Task brief: Would you restate all the data that follows, word for word?

⁂

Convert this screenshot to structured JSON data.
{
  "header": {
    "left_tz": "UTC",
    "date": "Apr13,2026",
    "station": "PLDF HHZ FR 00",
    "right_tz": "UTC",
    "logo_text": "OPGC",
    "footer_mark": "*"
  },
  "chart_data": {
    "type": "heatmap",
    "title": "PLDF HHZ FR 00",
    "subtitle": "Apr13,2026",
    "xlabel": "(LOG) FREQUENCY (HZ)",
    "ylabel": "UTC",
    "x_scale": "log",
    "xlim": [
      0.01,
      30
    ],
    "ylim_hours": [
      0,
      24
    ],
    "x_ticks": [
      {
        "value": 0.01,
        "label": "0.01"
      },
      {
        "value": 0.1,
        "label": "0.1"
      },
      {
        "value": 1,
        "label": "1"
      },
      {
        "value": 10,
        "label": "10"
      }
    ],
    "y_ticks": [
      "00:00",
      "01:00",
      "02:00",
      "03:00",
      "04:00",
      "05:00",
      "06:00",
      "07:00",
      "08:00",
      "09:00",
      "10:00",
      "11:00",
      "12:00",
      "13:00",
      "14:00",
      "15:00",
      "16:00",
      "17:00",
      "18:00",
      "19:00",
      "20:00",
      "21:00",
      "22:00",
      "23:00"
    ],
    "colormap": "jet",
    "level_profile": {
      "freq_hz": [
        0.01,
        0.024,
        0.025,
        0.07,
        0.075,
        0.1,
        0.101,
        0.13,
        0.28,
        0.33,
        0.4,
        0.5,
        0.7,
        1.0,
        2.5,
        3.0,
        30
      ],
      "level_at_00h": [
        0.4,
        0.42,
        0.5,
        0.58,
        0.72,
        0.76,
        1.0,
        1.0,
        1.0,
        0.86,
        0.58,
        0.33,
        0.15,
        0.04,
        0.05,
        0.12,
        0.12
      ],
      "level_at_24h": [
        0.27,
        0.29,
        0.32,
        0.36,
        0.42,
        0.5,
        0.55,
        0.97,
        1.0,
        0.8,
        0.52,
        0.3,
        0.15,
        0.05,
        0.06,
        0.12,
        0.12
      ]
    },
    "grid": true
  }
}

⁂

Complete response:
Convert this screenshot to structured JSON data.
{
  "header": {
    "left_tz": "UTC",
    "date": "Apr13,2026",
    "station": "PLDF HHZ FR 00",
    "right_tz": "UTC",
    "logo_text": "OPGC",
    "footer_mark": "*"
  },
  "chart_data": {
    "type": "heatmap",
    "title": "PLDF HHZ FR 00",
    "subtitle": "Apr13,2026",
    "xlabel": "(LOG) FREQUENCY (HZ)",
    "ylabel": "UTC",
    "x_scale": "log",
    "xlim": [
      0.01,
      30
    ],
    "ylim_hours": [
      0,
      24
    ],
    "x_ticks": [
      {
        "value": 0.01,
        "label": "0.01"
      },
      {
        "value": 0.1,
        "label": "0.1"
      },
      {
        "value": 1,
        "label": "1"
      },
      {
        "value": 10,
        "label": "10"
      }
    ],
    "y_ticks": [
      "00:00",
      "01:00",
      "02:00",
      "03:00",
      "04:00",
      "05:00",
      "06:00",
      "07:00",
      "08:00",
      "09:00",
      "10:00",
      "11:00",
      "12:00",
      "13:00",
      "14:00",
      "15:00",
      "16:00",
      "17:00",
      "18:00",
      "19:00",
      "20:00",
      "21:00",
      "22:00",
      "23:00"
    ],
    "colormap": "jet",
    "level_profile": {
      "freq_hz": [
        0.01,
        0.024,
        0.025,
        0.07,
        0.075,
        0.1,
        0.101,
        0.13,
        0.28,
        0.33,
        0.4,
        0.5,
        0.7,
        1.0,
        2.5,
        3.0,
        30
      ],
      "level_at_00h": [
        0.4,
        0.42,
        0.5,
        0.58,
        0.72,
        0.76,
        1.0,
        1.0,
        1.0,
        0.86,
        0.58,
        0.33,
        0.15,
        0.04,
        0.05,
        0.12,
        0.12
      ],
      "level_at_24h": [
        0.27,
        0.29,
        0.32,
        0.36,
        0.42,
        0.5,
        0.55,
        0.97,
        1.0,
        0.8,
        0.52,
        0.3,
        0.15,
        0.05,
        0.06,
        0.12,
        0.12
      ]
    },
    "grid": true
  }
}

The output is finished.